▶ [Records contained in a dataset]
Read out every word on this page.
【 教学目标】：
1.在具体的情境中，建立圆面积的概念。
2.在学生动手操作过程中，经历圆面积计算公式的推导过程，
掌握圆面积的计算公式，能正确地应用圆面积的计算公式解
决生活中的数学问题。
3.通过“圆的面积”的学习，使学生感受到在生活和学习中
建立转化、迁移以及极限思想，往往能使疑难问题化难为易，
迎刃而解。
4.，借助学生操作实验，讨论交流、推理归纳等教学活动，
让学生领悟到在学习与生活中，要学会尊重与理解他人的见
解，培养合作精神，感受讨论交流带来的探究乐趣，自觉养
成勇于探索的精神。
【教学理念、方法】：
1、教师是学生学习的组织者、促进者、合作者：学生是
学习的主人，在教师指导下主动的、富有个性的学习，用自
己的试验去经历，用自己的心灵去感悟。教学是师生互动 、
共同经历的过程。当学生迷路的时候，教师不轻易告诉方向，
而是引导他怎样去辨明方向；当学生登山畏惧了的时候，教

▶ [THE PROBLEM]
Print out every entry, keeping each one exact.

▶ [SOLUTION]
Read out every word on this page.
【 教学目标】：
1.在具体的情境中，建立圆面积的概念。
2.在学生动手操作过程中，经历圆面积计算公式的推导过程，
掌握圆面积的计算公式，能正确地应用圆面积的计算公式解
决生活中的数学问题。
3.通过“圆的面积”的学习，使学生感受到在生活和学习中
建立转化、迁移以及极限思想，往往能使疑难问题化难为易，
迎刃而解。
4.，借助学生操作实验，讨论交流、推理归纳等教学活动，
让学生领悟到在学习与生活中，要学会尊重与理解他人的见
解，培养合作精神，感受讨论交流带来的探究乐趣，自觉养
成勇于探索的精神。
【教学理念、方法】：
1、教师是学生学习的组织者、促进者、合作者：学生是
学习的主人，在教师指导下主动的、富有个性的学习，用自
己的试验去经历，用自己的心灵去感悟。教学是师生互动 、
共同经历的过程。当学生迷路的时候，教师不轻易告诉方向，
而是引导他怎样去辨明方向；当学生登山畏惧了的时候，教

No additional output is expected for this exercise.